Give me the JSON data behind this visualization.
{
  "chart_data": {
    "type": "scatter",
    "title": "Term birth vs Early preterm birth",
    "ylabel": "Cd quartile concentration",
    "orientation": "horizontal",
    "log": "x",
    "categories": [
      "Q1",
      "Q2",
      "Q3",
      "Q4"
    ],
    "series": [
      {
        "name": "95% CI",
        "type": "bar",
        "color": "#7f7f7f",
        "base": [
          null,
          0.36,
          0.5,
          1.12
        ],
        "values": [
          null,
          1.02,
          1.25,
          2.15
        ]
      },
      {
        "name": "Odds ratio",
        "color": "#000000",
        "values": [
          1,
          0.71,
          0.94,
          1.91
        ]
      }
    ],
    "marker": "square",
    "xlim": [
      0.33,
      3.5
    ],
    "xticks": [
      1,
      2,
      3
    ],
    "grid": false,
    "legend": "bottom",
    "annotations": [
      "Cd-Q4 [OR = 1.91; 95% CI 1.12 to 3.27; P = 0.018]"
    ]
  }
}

§ Given task: Repeat the entries shown above, every one, word for word.

§ Exercise answer:
Give me the JSON data behind this visualization.
{
  "chart_data": {
    "type": "scatter",
    "title": "Term birth vs Early preterm birth",
    "ylabel": "Cd quartile concentration",
    "orientation": "horizontal",
    "log": "x",
    "categories": [
      "Q1",
      "Q2",
      "Q3",
      "Q4"
    ],
    "series": [
      {
        "name": "95% CI",
        "type": "bar",
        "color": "#7f7f7f",
        "base": [
          null,
          0.36,
          0.5,
          1.12
        ],
        "values": [
          null,
          1.02,
          1.25,
          2.15
        ]
      },
      {
        "name": "Odds ratio",
        "color": "#000000",
        "values": [
          1,
          0.71,
          0.94,
          1.91
        ]
      }
    ],
    "marker": "square",
    "xlim": [
      0.33,
      3.5
    ],
    "xticks": [
      1,
      2,
      3
    ],
    "grid": false,
    "legend": "bottom",
    "annotations": [
      "Cd-Q4 [OR = 1.91; 95% CI 1.12 to 3.27; P = 0.018]"
    ]
  }
}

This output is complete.